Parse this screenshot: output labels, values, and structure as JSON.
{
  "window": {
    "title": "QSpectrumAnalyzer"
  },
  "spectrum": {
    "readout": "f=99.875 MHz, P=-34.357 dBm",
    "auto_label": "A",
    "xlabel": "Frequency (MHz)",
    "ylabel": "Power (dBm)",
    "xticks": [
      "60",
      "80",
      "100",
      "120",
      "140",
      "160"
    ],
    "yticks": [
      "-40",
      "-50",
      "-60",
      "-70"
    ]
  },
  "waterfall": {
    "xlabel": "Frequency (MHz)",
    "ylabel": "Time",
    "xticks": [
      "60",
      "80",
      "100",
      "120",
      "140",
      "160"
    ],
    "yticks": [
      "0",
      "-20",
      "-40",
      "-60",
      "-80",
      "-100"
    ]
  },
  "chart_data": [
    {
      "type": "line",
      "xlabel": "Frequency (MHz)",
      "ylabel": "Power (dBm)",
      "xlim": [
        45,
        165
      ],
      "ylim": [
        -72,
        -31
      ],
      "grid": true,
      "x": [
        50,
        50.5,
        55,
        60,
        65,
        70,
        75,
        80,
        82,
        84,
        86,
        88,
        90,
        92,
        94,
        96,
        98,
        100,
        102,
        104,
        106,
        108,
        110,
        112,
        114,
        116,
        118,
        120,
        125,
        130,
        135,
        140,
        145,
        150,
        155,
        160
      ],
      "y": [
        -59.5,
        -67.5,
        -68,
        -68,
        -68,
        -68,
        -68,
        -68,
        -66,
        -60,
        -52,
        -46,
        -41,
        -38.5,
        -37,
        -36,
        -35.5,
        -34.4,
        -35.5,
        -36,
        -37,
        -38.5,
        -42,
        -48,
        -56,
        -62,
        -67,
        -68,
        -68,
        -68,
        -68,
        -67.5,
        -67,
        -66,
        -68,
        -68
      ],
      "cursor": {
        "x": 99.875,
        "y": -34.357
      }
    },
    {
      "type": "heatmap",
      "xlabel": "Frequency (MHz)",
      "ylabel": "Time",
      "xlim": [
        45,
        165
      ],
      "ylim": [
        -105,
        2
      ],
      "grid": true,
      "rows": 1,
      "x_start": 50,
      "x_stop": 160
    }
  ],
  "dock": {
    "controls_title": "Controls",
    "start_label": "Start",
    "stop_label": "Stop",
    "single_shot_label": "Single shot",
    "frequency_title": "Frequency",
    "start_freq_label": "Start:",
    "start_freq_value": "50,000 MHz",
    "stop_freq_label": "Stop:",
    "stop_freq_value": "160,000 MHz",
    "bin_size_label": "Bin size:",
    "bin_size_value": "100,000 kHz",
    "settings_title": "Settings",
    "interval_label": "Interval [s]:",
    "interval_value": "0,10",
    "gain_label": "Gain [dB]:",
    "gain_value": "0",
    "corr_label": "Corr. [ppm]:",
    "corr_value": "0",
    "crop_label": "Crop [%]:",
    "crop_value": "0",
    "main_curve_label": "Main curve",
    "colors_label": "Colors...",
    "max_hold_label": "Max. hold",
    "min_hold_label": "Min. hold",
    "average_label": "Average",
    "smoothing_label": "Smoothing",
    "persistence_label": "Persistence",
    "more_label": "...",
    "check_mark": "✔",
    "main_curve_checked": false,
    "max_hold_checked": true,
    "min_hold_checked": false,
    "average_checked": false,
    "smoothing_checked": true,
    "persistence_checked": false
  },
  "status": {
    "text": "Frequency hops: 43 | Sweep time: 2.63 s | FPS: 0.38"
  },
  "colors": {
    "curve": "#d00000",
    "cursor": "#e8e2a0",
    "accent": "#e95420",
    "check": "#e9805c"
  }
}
◆ ◆ ◆
From the listing above, reproduce all the lines exactly.

The response:
Parse this screenshot: output labels, values, and structure as JSON.
{
  "window": {
    "title": "QSpectrumAnalyzer"
  },
  "spectrum": {
    "readout": "f=99.875 MHz, P=-34.357 dBm",
    "auto_label": "A",
    "xlabel": "Frequency (MHz)",
    "ylabel": "Power (dBm)",
    "xticks": [
      "60",
      "80",
      "100",
      "120",
      "140",
      "160"
    ],
    "yticks": [
      "-40",
      "-50",
      "-60",
      "-70"
    ]
  },
  "waterfall": {
    "xlabel": "Frequency (MHz)",
    "ylabel": "Time",
    "xticks": [
      "60",
      "80",
      "100",
      "120",
      "140",
      "160"
    ],
    "yticks": [
      "0",
      "-20",
      "-40",
      "-60",
      "-80",
      "-100"
    ]
  },
  "chart_data": [
    {
      "type": "line",
      "xlabel": "Frequency (MHz)",
      "ylabel": "Power (dBm)",
      "xlim": [
        45,
        165
      ],
      "ylim": [
        -72,
        -31
      ],
      "grid": true,
      "x": [
        50,
        50.5,
        55,
        60,
        65,
        70,
        75,
        80,
        82,
        84,
        86,
        88,
        90,
        92,
        94,
        96,
        98,
        100,
        102,
        104,
        106,
        108,
        110,
        112,
        114,
        116,
        118,
        120,
        125,
        130,
        135,
        140,
        145,
        150,
        155,
        160
      ],
      "y": [
        -59.5,
        -67.5,
        -68,
        -68,
        -68,
        -68,
        -68,
        -68,
        -66,
        -60,
        -52,
        -46,
        -41,
        -38.5,
        -37,
        -36,
        -35.5,
        -34.4,
        -35.5,
        -36,
        -37,
        -38.5,
        -42,
        -48,
        -56,
        -62,
        -67,
        -68,
        -68,
        -68,
        -68,
        -67.5,
        -67,
        -66,
        -68,
        -68
      ],
      "cursor": {
        "x": 99.875,
        "y": -34.357
      }
    },
    {
      "type": "heatmap",
      "xlabel": "Frequency (MHz)",
      "ylabel": "Time",
      "xlim": [
        45,
        165
      ],
      "ylim": [
        -105,
        2
      ],
      "grid": true,
      "rows": 1,
      "x_start": 50,
      "x_stop": 160
    }
  ],
  "dock": {
    "controls_title": "Controls",
    "start_label": "Start",
    "stop_label": "Stop",
    "single_shot_label": "Single shot",
    "frequency_title": "Frequency",
    "start_freq_label": "Start:",
    "start_freq_value": "50,000 MHz",
    "stop_freq_label": "Stop:",
    "stop_freq_value": "160,000 MHz",
    "bin_size_label": "Bin size:",
    "bin_size_value": "100,000 kHz",
    "settings_title": "Settings",
    "interval_label": "Interval [s]:",
    "interval_value": "0,10",
    "gain_label": "Gain [dB]:",
    "gain_value": "0",
    "corr_label": "Corr. [ppm]:",
    "corr_value": "0",
    "crop_label": "Crop [%]:",
    "crop_value": "0",
    "main_curve_label": "Main curve",
    "colors_label": "Colors...",
    "max_hold_label": "Max. hold",
    "min_hold_label": "Min. hold",
    "average_label": "Average",
    "smoothing_label": "Smoothing",
    "persistence_label": "Persistence",
    "more_label": "...",
    "check_mark": "✔",
    "main_curve_checked": false,
    "max_hold_checked": true,
    "min_hold_checked": false,
    "average_checked": false,
    "smoothing_checked": true,
    "persistence_checked": false
  },
  "status": {
    "text": "Frequency hops: 43 | Sweep time: 2.63 s | FPS: 0.38"
  },
  "colors": {
    "curve": "#d00000",
    "cursor": "#e8e2a0",
    "accent": "#e95420",
    "check": "#e9805c"
  }
}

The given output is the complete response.